- _OBJECTIVE_
Find all lines in the records that include the word "right", and copy them out.

#####

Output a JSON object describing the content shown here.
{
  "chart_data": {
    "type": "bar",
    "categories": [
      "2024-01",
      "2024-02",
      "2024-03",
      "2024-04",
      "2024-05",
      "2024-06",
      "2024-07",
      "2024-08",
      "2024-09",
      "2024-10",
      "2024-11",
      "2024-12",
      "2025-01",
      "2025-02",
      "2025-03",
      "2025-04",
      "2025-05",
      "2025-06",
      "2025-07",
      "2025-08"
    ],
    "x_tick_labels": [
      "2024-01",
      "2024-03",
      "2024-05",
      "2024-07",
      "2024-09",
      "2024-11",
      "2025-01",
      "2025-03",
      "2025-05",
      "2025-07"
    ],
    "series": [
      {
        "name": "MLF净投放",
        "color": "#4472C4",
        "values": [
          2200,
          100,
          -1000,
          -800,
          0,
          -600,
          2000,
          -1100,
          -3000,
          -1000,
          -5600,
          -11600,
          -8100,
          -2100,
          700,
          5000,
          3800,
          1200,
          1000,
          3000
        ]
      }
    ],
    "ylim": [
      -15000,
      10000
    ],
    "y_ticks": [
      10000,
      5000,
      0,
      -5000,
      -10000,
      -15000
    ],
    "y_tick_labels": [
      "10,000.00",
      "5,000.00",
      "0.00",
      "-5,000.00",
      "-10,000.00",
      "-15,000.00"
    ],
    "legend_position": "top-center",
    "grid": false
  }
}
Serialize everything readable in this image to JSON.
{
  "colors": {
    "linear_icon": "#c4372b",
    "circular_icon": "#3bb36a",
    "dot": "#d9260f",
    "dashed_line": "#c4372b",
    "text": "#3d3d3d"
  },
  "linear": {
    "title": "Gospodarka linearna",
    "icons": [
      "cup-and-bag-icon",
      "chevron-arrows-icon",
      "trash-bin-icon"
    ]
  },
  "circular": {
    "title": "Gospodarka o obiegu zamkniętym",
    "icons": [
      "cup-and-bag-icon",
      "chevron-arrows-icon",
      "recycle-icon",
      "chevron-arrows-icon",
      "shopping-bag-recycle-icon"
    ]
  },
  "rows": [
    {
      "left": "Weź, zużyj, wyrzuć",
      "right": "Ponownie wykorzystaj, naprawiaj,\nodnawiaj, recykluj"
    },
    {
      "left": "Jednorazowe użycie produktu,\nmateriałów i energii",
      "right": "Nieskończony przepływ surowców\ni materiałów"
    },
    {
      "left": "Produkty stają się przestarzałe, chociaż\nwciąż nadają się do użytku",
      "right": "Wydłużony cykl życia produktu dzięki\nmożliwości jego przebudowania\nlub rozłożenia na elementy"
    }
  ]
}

#####

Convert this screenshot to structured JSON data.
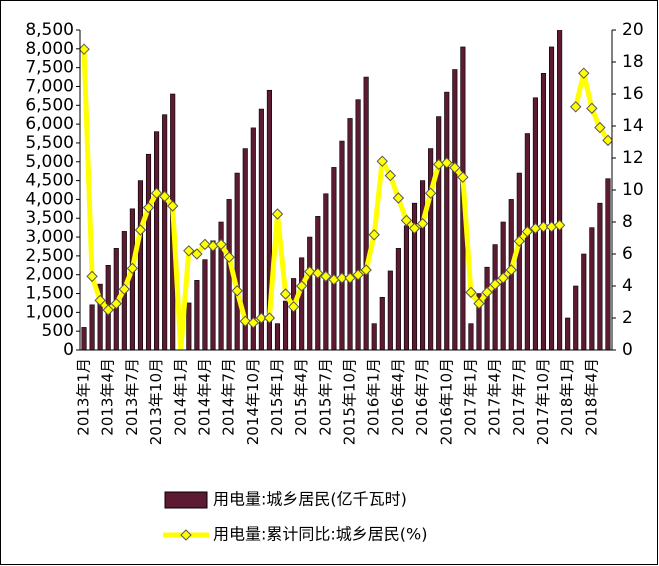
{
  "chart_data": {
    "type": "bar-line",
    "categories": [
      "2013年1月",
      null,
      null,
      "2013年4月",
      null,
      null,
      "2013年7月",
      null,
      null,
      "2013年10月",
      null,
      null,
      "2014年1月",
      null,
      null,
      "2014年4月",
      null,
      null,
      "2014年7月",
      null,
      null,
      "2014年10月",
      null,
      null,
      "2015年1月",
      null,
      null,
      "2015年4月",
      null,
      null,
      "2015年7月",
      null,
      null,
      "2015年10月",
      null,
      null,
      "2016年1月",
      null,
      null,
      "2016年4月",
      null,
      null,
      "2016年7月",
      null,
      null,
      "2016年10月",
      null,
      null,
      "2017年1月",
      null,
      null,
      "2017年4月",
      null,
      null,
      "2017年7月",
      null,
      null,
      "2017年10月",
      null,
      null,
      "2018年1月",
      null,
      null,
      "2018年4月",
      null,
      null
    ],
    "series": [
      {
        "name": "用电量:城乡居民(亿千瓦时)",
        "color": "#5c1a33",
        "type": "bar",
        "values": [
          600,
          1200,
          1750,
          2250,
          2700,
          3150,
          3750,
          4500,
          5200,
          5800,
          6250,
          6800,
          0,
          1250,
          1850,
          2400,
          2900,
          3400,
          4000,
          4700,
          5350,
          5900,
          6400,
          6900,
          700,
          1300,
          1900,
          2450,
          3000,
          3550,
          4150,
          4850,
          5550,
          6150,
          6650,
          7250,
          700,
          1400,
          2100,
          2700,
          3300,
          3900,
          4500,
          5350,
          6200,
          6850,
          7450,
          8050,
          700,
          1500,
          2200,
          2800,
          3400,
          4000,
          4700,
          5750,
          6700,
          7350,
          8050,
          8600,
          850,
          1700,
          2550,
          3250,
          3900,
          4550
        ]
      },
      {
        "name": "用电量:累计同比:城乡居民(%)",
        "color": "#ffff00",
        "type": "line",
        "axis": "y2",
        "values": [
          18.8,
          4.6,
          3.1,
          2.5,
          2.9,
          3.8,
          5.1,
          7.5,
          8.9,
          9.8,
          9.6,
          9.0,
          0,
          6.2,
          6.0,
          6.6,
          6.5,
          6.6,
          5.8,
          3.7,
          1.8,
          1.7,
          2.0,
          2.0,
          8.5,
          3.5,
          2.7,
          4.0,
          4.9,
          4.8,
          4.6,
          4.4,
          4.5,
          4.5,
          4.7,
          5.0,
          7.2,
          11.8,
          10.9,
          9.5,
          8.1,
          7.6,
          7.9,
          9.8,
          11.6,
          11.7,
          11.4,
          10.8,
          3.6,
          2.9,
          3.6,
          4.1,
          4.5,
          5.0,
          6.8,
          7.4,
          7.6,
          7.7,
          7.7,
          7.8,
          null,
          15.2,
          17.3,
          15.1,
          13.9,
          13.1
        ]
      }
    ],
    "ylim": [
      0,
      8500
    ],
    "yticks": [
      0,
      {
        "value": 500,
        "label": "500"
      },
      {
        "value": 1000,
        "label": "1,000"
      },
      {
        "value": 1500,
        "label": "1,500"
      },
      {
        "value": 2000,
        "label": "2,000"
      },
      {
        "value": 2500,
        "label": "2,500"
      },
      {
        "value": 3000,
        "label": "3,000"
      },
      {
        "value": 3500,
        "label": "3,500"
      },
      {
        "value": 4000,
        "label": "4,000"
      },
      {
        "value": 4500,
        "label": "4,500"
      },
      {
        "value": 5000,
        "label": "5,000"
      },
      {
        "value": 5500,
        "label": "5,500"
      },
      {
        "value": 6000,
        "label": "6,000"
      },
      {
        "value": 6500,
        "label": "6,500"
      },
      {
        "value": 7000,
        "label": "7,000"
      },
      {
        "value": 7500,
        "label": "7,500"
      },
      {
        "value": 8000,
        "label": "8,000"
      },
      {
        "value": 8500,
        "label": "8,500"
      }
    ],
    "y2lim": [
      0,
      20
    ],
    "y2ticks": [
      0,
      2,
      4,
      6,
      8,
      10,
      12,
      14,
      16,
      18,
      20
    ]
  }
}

#####

- _RESPONSE FOR THIS EXERCISE_
      "right": "Ponownie wykorzystaj, naprawiaj,\nodnawiaj, recykluj"
      "right": "Nieskończony przepływ surowców\ni materiałów"
      "right": "Wydłużony cykl życia produktu dzięki\nmożliwości jego przebudowania\nlub rozłożenia na elementy"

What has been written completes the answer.